● **Prompt**:
Set down each line of the material that follows exactly, and leave its pictures out.

______________________________

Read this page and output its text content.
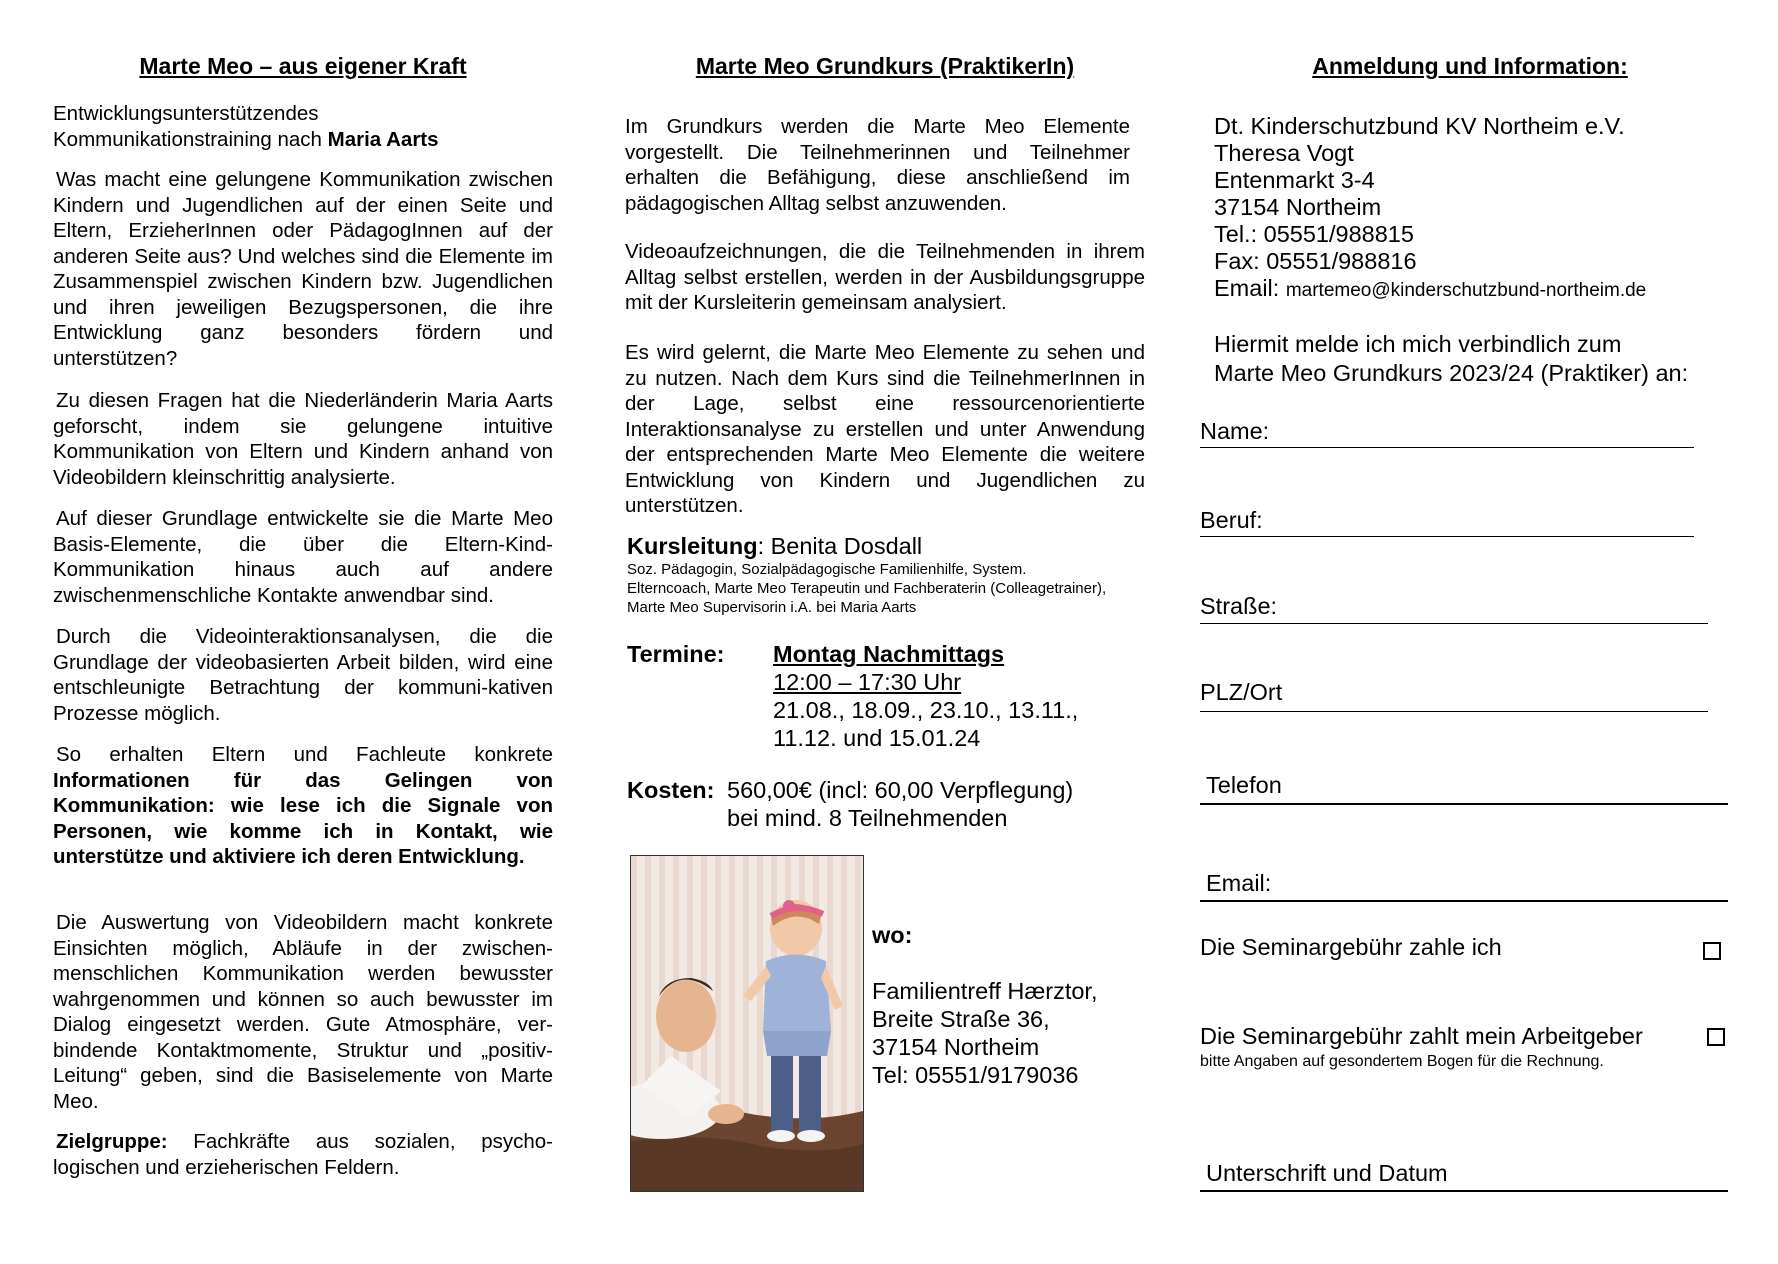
Marte Meo – aus eigener Kraft

Entwicklungsunterstützendes

Kommunikationstraining nach Maria Aarts

Was macht eine gelungene Kommunikation zwischen Kindern und Jugendlichen auf der einen Seite und Eltern, ErzieherInnen oder PädagogInnen auf der anderen Seite aus? Und welches sind die Elemente im Zusammenspiel zwischen Kindern bzw. Jugendlichen und ihren jeweiligen Bezugspersonen, die ihre Entwicklung ganz besonders fördern und unterstützen?

Zu diesen Fragen hat die Niederländerin Maria Aarts geforscht, indem sie gelungene intuitive Kommunikation von Eltern und Kindern anhand von Videobildern kleinschrittig analysierte.

Auf dieser Grundlage entwickelte sie die Marte Meo Basis-Elemente, die über die Eltern-Kind-Kommunikation hinaus auch auf andere zwischenmenschliche Kontakte anwendbar sind.

Durch die Videointeraktionsanalysen, die die Grundlage der videobasierten Arbeit bilden, wird eine entschleunigte Betrachtung der kommuni-kativen Prozesse möglich.

So erhalten Eltern und Fachleute konkrete Informationen für das Gelingen von Kommunikation: wie lese ich die Signale von Personen, wie komme ich in Kontakt, wie unterstütze und aktiviere ich deren Entwicklung.

Die Auswertung von Videobildern macht konkrete Einsichten möglich, Abläufe in der zwischen-menschlichen Kommunikation werden bewusster wahrgenommen und können so auch bewusster im Dialog eingesetzt werden. Gute Atmosphäre, ver-bindende Kontaktmomente, Struktur und „positiv-Leitung“ geben, sind die Basiselemente von Marte Meo.

Zielgruppe: Fachkräfte aus sozialen, psycho-logischen und erzieherischen Feldern.

Marte Meo Grundkurs (PraktikerIn)

Im Grundkurs werden die Marte Meo Elemente vorgestellt. Die Teilnehmerinnen und Teilnehmer erhalten die Befähigung, diese anschließend im pädagogischen Alltag selbst anzuwenden.

Videoaufzeichnungen, die die Teilnehmenden in ihrem Alltag selbst erstellen, werden in der Ausbildungsgruppe mit der Kursleiterin gemeinsam analysiert.

Es wird gelernt, die Marte Meo Elemente zu sehen und zu nutzen. Nach dem Kurs sind die TeilnehmerInnen in der Lage, selbst eine ressourcenorientierte Interaktionsanalyse zu erstellen und unter Anwendung der entsprechenden Marte Meo Elemente die weitere Entwicklung von Kindern und Jugendlichen zu unterstützen.

Kursleitung: Benita Dosdall

Soz. Pädagogin, Sozialpädagogische Familienhilfe, System. Elterncoach, Marte Meo Terapeutin und Fachberaterin (Colleagetrainer), Marte Meo Supervisorin i.A. bei Maria Aarts

Termine: Montag Nachmittags

12:00 – 17:30 Uhr

21.08., 18.09., 23.10., 13.11.,

11.12. und 15.01.24

Kosten: 560,00€ (incl: 60,00 Verpflegung)

bei mind. 8 Teilnehmenden

wo:

Familientreff Hærztor,

Breite Straße 36,

37154 Northeim

Tel: 05551/9179036

Anmeldung und Information:

Dt. Kinderschutzbund KV Northeim e.V.

Theresa Vogt

Entenmarkt 3-4

37154 Northeim

Tel.: 05551/988815

Fax: 05551/988816

Email: martemeo@kinderschutzbund-northeim.de

Hiermit melde ich mich verbindlich zum

Marte Meo Grundkurs 2023/24 (Praktiker) an:

Name:
Beruf:
Straße:
PLZ/Ort
Telefon
Email:
Die Seminargebühr zahle ich
Die Seminargebühr zahlt mein Arbeitgeber
bitte Angaben auf gesondertem Bogen für die Rechnung.
Unterschrift und Datum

______________________________

● **Problem solution**:
Read this page and output its text content.
Marte Meo – aus eigener Kraft

Entwicklungsunterstützendes

Kommunikationstraining nach Maria Aarts

Was macht eine gelungene Kommunikation zwischen Kindern und Jugendlichen auf der einen Seite und Eltern, ErzieherInnen oder PädagogInnen auf der anderen Seite aus? Und welches sind die Elemente im Zusammenspiel zwischen Kindern bzw. Jugendlichen und ihren jeweiligen Bezugspersonen, die ihre Entwicklung ganz besonders fördern und unterstützen?

Zu diesen Fragen hat die Niederländerin Maria Aarts geforscht, indem sie gelungene intuitive Kommunikation von Eltern und Kindern anhand von Videobildern kleinschrittig analysierte.

Auf dieser Grundlage entwickelte sie die Marte Meo Basis-Elemente, die über die Eltern-Kind-Kommunikation hinaus auch auf andere zwischenmenschliche Kontakte anwendbar sind.

Durch die Videointeraktionsanalysen, die die Grundlage der videobasierten Arbeit bilden, wird eine entschleunigte Betrachtung der kommuni-kativen Prozesse möglich.

So erhalten Eltern und Fachleute konkrete Informationen für das Gelingen von Kommunikation: wie lese ich die Signale von Personen, wie komme ich in Kontakt, wie unterstütze und aktiviere ich deren Entwicklung.

Die Auswertung von Videobildern macht konkrete Einsichten möglich, Abläufe in der zwischen-menschlichen Kommunikation werden bewusster wahrgenommen und können so auch bewusster im Dialog eingesetzt werden. Gute Atmosphäre, ver-bindende Kontaktmomente, Struktur und „positiv-Leitung“ geben, sind die Basiselemente von Marte Meo.

Zielgruppe: Fachkräfte aus sozialen, psycho-logischen und erzieherischen Feldern.

Marte Meo Grundkurs (PraktikerIn)

Im Grundkurs werden die Marte Meo Elemente vorgestellt. Die Teilnehmerinnen und Teilnehmer erhalten die Befähigung, diese anschließend im pädagogischen Alltag selbst anzuwenden.

Videoaufzeichnungen, die die Teilnehmenden in ihrem Alltag selbst erstellen, werden in der Ausbildungsgruppe mit der Kursleiterin gemeinsam analysiert.

Es wird gelernt, die Marte Meo Elemente zu sehen und zu nutzen. Nach dem Kurs sind die TeilnehmerInnen in der Lage, selbst eine ressourcenorientierte Interaktionsanalyse zu erstellen und unter Anwendung der entsprechenden Marte Meo Elemente die weitere Entwicklung von Kindern und Jugendlichen zu unterstützen.

Kursleitung: Benita Dosdall

Soz. Pädagogin, Sozialpädagogische Familienhilfe, System. Elterncoach, Marte Meo Terapeutin und Fachberaterin (Colleagetrainer), Marte Meo Supervisorin i.A. bei Maria Aarts

Termine: Montag Nachmittags

12:00 – 17:30 Uhr

21.08., 18.09., 23.10., 13.11.,

11.12. und 15.01.24

Kosten: 560,00€ (incl: 60,00 Verpflegung)

bei mind. 8 Teilnehmenden

wo:

Familientreff Hærztor,

Breite Straße 36,

37154 Northeim

Tel: 05551/9179036

Anmeldung und Information:

Dt. Kinderschutzbund KV Northeim e.V.

Theresa Vogt

Entenmarkt 3-4

37154 Northeim

Tel.: 05551/988815

Fax: 05551/988816

Email: martemeo@kinderschutzbund-northeim.de

Hiermit melde ich mich verbindlich zum

Marte Meo Grundkurs 2023/24 (Praktiker) an:

Name:
Beruf:
Straße:
PLZ/Ort
Telefon
Email:
Die Seminargebühr zahle ich
Die Seminargebühr zahlt mein Arbeitgeber
bitte Angaben auf gesondertem Bogen für die Rechnung.
Unterschrift und Datum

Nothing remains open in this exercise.